-- Start --
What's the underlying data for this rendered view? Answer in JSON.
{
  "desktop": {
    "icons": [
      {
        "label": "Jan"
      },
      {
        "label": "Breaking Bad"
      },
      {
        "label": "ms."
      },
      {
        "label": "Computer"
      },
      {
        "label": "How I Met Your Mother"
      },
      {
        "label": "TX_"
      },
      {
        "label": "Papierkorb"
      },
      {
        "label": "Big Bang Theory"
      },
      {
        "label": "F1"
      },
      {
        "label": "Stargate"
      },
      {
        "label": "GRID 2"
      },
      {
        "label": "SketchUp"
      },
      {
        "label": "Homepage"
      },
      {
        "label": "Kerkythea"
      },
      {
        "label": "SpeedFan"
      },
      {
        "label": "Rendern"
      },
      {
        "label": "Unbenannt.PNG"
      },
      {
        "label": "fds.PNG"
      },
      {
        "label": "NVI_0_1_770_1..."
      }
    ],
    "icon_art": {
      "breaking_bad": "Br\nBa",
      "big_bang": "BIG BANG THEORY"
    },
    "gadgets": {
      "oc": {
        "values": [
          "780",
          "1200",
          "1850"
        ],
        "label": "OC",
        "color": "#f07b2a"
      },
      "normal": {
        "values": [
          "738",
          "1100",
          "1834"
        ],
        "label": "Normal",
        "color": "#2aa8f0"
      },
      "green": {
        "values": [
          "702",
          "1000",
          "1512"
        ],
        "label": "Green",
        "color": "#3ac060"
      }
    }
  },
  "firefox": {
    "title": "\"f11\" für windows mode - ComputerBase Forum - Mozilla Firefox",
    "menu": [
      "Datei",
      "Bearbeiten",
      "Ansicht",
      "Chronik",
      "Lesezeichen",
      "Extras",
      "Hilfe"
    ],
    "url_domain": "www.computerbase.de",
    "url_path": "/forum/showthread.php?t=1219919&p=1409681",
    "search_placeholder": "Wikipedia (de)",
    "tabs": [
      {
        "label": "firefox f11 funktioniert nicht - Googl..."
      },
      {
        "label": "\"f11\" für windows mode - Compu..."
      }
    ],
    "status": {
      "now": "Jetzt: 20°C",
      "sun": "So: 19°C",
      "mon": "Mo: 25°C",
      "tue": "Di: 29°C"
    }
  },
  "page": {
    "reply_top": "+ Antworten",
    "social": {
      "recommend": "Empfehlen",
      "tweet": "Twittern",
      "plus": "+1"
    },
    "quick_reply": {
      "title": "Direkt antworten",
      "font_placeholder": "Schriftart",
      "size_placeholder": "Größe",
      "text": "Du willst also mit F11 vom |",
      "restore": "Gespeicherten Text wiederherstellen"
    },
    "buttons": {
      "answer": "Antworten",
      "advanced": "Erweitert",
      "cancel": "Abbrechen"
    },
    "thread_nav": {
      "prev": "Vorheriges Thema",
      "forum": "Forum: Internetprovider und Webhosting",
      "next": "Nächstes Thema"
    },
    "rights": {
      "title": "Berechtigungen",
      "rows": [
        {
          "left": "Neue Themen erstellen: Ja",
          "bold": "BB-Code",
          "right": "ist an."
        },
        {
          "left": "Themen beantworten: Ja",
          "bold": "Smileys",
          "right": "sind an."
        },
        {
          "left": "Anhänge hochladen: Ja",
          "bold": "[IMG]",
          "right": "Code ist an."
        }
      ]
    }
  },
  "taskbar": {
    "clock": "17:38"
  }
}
-- End --
SHORT TASK – Each record must be returned exactly as it is written.

RESPONSE TO THE EXERCISE –
What's the underlying data for this rendered view? Answer in JSON.
{
  "desktop": {
    "icons": [
      {
        "label": "Jan"
      },
      {
        "label": "Breaking Bad"
      },
      {
        "label": "ms."
      },
      {
        "label": "Computer"
      },
      {
        "label": "How I Met Your Mother"
      },
      {
        "label": "TX_"
      },
      {
        "label": "Papierkorb"
      },
      {
        "label": "Big Bang Theory"
      },
      {
        "label": "F1"
      },
      {
        "label": "Stargate"
      },
      {
        "label": "GRID 2"
      },
      {
        "label": "SketchUp"
      },
      {
        "label": "Homepage"
      },
      {
        "label": "Kerkythea"
      },
      {
        "label": "SpeedFan"
      },
      {
        "label": "Rendern"
      },
      {
        "label": "Unbenannt.PNG"
      },
      {
        "label": "fds.PNG"
      },
      {
        "label": "NVI_0_1_770_1..."
      }
    ],
    "icon_art": {
      "breaking_bad": "Br\nBa",
      "big_bang": "BIG BANG THEORY"
    },
    "gadgets": {
      "oc": {
        "values": [
          "780",
          "1200",
          "1850"
        ],
        "label": "OC",
        "color": "#f07b2a"
      },
      "normal": {
        "values": [
          "738",
          "1100",
          "1834"
        ],
        "label": "Normal",
        "color": "#2aa8f0"
      },
      "green": {
        "values": [
          "702",
          "1000",
          "1512"
        ],
        "label": "Green",
        "color": "#3ac060"
      }
    }
  },
  "firefox": {
    "title": "\"f11\" für windows mode - ComputerBase Forum - Mozilla Firefox",
    "menu": [
      "Datei",
      "Bearbeiten",
      "Ansicht",
      "Chronik",
      "Lesezeichen",
      "Extras",
      "Hilfe"
    ],
    "url_domain": "www.computerbase.de",
    "url_path": "/forum/showthread.php?t=1219919&p=1409681",
    "search_placeholder": "Wikipedia (de)",
    "tabs": [
      {
        "label": "firefox f11 funktioniert nicht - Googl..."
      },
      {
        "label": "\"f11\" für windows mode - Compu..."
      }
    ],
    "status": {
      "now": "Jetzt: 20°C",
      "sun": "So: 19°C",
      "mon": "Mo: 25°C",
      "tue": "Di: 29°C"
    }
  },
  "page": {
    "reply_top": "+ Antworten",
    "social": {
      "recommend": "Empfehlen",
      "tweet": "Twittern",
      "plus": "+1"
    },
    "quick_reply": {
      "title": "Direkt antworten",
      "font_placeholder": "Schriftart",
      "size_placeholder": "Größe",
      "text": "Du willst also mit F11 vom |",
      "restore": "Gespeicherten Text wiederherstellen"
    },
    "buttons": {
      "answer": "Antworten",
      "advanced": "Erweitert",
      "cancel": "Abbrechen"
    },
    "thread_nav": {
      "prev": "Vorheriges Thema",
      "forum": "Forum: Internetprovider und Webhosting",
      "next": "Nächstes Thema"
    },
    "rights": {
      "title": "Berechtigungen",
      "rows": [
        {
          "left": "Neue Themen erstellen: Ja",
          "bold": "BB-Code",
          "right": "ist an."
        },
        {
          "left": "Themen beantworten: Ja",
          "bold": "Smileys",
          "right": "sind an."
        },
        {
          "left": "Anhänge hochladen: Ja",
          "bold": "[IMG]",
          "right": "Code ist an."
        }
      ]
    }
  },
  "taskbar": {
    "clock": "17:38"
  }
}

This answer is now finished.